From the entries that follow, extract each line holding the string "values".

(Stored entries)
**********

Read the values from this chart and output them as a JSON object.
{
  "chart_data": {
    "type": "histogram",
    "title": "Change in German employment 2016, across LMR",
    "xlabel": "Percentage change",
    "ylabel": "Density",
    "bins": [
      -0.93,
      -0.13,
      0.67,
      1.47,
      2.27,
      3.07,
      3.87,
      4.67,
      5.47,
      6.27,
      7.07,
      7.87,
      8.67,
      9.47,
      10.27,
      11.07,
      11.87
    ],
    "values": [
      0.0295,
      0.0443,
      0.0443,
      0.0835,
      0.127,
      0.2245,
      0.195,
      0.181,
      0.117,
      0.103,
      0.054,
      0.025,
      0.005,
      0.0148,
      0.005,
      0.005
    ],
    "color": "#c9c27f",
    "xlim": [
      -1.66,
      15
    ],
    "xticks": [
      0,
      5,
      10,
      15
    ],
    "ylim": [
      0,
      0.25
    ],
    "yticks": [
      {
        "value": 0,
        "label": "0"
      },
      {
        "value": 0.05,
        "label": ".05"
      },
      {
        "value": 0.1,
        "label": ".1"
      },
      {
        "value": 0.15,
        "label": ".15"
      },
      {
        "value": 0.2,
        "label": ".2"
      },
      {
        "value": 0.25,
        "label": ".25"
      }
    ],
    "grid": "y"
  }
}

**********

§ Written solution:
Read the values from this chart and output them as a JSON object.
    "values": [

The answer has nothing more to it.